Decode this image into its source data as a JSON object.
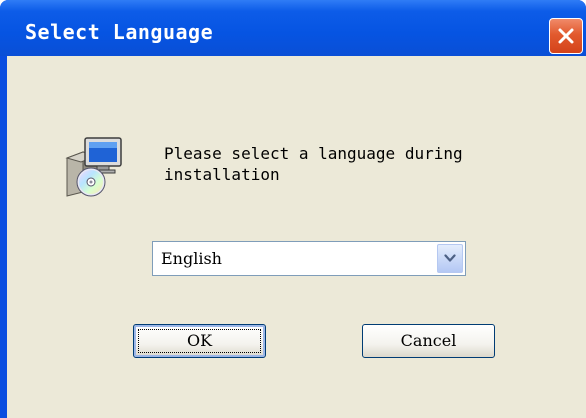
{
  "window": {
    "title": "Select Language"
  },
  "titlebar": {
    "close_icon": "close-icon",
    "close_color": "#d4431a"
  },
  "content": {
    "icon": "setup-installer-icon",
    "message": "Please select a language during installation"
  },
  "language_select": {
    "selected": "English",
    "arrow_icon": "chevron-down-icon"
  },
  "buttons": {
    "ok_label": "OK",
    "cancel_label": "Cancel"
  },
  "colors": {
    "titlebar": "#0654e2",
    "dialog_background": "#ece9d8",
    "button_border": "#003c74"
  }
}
◇ ◇ ◇
Task directions — Set each line of the records down exactly, leaving every picture out.

Result —
Decode this image into its source data as a JSON object.
{
  "window": {
    "title": "Select Language"
  },
  "titlebar": {
    "close_icon": "close-icon",
    "close_color": "#d4431a"
  },
  "content": {
    "icon": "setup-installer-icon",
    "message": "Please select a language during installation"
  },
  "language_select": {
    "selected": "English",
    "arrow_icon": "chevron-down-icon"
  },
  "buttons": {
    "ok_label": "OK",
    "cancel_label": "Cancel"
  },
  "colors": {
    "titlebar": "#0654e2",
    "dialog_background": "#ece9d8",
    "button_border": "#003c74"
  }
}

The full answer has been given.